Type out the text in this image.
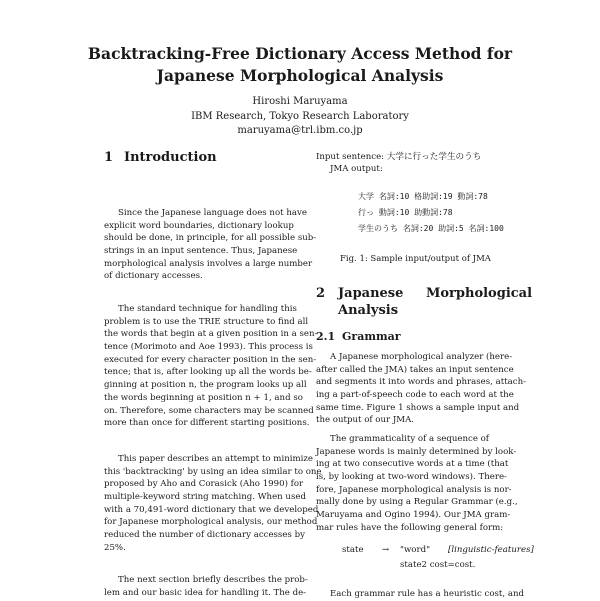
Backtracking-Free Dictionary Access Method for
Japanese Morphological Analysis
Hiroshi Maruyama
IBM Research, Tokyo Research Laboratory
maruyama@trl.ibm.co.jp
1 Introduction
Since the Japanese language does not have
explicit word boundaries, dictionary lookup
should be done, in principle, for all possible sub-
strings in an input sentence. Thus, Japanese
morphological analysis involves a large number
of dictionary accesses.
The standard technique for handling this
problem is to use the TRIE structure to find all
the words that begin at a given position in a sen-
tence (Morimoto and Aoe 1993). This process is
executed for every character position in the sen-
tence; that is, after looking up all the words be-
ginning at position n, the program looks up all
the words beginning at position n + 1, and so
on. Therefore, some characters may be scanned
more than once for different starting positions.
This paper describes an attempt to minimize
this 'backtracking' by using an idea similar to one
proposed by Aho and Corasick (Aho 1990) for
multiple-keyword string matching. When used
with a 70,491-word dictionary that we developed
for Japanese morphological analysis, our method
reduced the number of dictionary accesses by
25%.
The next section briefly describes the prob-
lem and our basic idea for handling it. The de-
Input sentence: 大学に行った学生のうち
JMA output:
大学 名詞:10 格助詞:19 動詞:78
行っ 動詞:10 助動詞:78
学生のうち 名詞:20 助詞:5 名詞:100
Fig. 1: Sample input/output of JMA
2 Japanese Morphological
Analysis
2.1 Grammar
A Japanese morphological analyzer (here-
after called the JMA) takes an input sentence
and segments it into words and phrases, attach-
ing a part-of-speech code to each word at the
same time. Figure 1 shows a sample input and
the output of our JMA.
The grammaticality of a sequence of
Japanese words is mainly determined by look-
ing at two consecutive words at a time (that
is, by looking at two-word windows). There-
fore, Japanese morphological analysis is nor-
mally done by using a Regular Grammar (e.g.,
Maruyama and Ogino 1994). Our JMA gram-
mar rules have the following general form:
state → "word" [linguistic-features]
state2 cost=cost.
Each grammar rule has a heuristic cost, and
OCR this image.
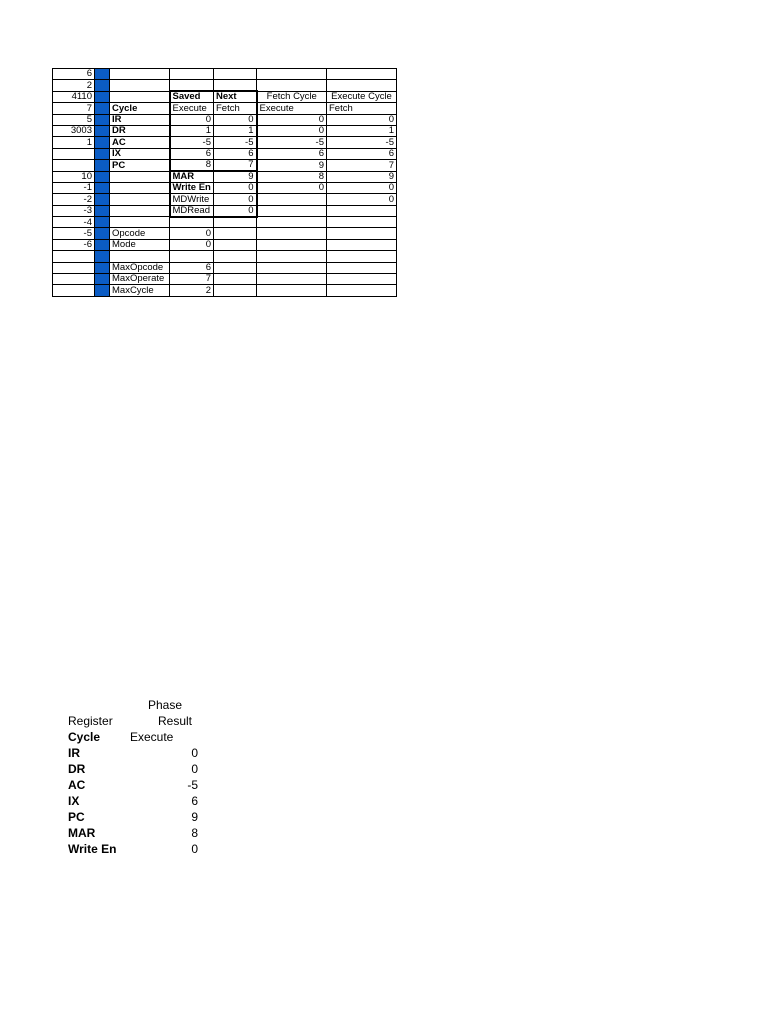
6						
2						
4110			Saved	Next	Fetch Cycle	Execute Cycle
7		Cycle	Execute	Fetch	Execute	Fetch
5		IR	0	0	0	0
3003		DR	1	1	0	1
1		AC	-5	-5	-5	-5
		IX	6	6	6	6
		PC	8	7	9	7
10			MAR	9	8	9
-1			Write En	0	0	0
-2			MDWrite	0		0
-3			MDRead	0		
-4						
-5		Opcode	0			
-6		Mode	0			

		MaxOpcode	6			
		MaxOperate	7			
		MaxCycle	2			
Phase
Register	Result
Cycle	Execute
IR	0
DR	0
AC	-5
IX	6
PC	9
MAR	8
Write En	0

> _THE REQUEST_:
All preceding records should be duplicated verbatim, images excepted.

> _RESPONSE TO THE EXERCISE_:
Type out the text in this image.
Backtracking-Free Dictionary Access Method for
Japanese Morphological Analysis
Hiroshi Maruyama
IBM Research, Tokyo Research Laboratory
maruyama@trl.ibm.co.jp
1 Introduction
Since the Japanese language does not have
explicit word boundaries, dictionary lookup
should be done, in principle, for all possible sub-
strings in an input sentence. Thus, Japanese
morphological analysis involves a large number
of dictionary accesses.
The standard technique for handling this
problem is to use the TRIE structure to find all
the words that begin at a given position in a sen-
tence (Morimoto and Aoe 1993). This process is
executed for every character position in the sen-
tence; that is, after looking up all the words be-
ginning at position n, the program looks up all
the words beginning at position n + 1, and so
on. Therefore, some characters may be scanned
more than once for different starting positions.
This paper describes an attempt to minimize
this 'backtracking' by using an idea similar to one
proposed by Aho and Corasick (Aho 1990) for
multiple-keyword string matching. When used
with a 70,491-word dictionary that we developed
for Japanese morphological analysis, our method
reduced the number of dictionary accesses by
25%.
The next section briefly describes the prob-
lem and our basic idea for handling it. The de-
Input sentence: 大学に行った学生のうち
JMA output:
大学 名詞:10 格助詞:19 動詞:78
行っ 動詞:10 助動詞:78
学生のうち 名詞:20 助詞:5 名詞:100
Fig. 1: Sample input/output of JMA
2 Japanese Morphological
Analysis
2.1 Grammar
A Japanese morphological analyzer (here-
after called the JMA) takes an input sentence
and segments it into words and phrases, attach-
ing a part-of-speech code to each word at the
same time. Figure 1 shows a sample input and
the output of our JMA.
The grammaticality of a sequence of
Japanese words is mainly determined by look-
ing at two consecutive words at a time (that
is, by looking at two-word windows). There-
fore, Japanese morphological analysis is nor-
mally done by using a Regular Grammar (e.g.,
Maruyama and Ogino 1994). Our JMA gram-
mar rules have the following general form:
state → "word" [linguistic-features]
state2 cost=cost.
Each grammar rule has a heuristic cost, and
OCR this image.
6						
2						
4110			Saved	Next	Fetch Cycle	Execute Cycle
7		Cycle	Execute	Fetch	Execute	Fetch
5		IR	0	0	0	0
3003		DR	1	1	0	1
1		AC	-5	-5	-5	-5
		IX	6	6	6	6
		PC	8	7	9	7
10			MAR	9	8	9
-1			Write En	0	0	0
-2			MDWrite	0		0
-3			MDRead	0		
-4						
-5		Opcode	0			
-6		Mode	0			

		MaxOpcode	6			
		MaxOperate	7			
		MaxCycle	2			
Phase
Register	Result
Cycle	Execute
IR	0
DR	0
AC	-5
IX	6
PC	9
MAR	8
Write En	0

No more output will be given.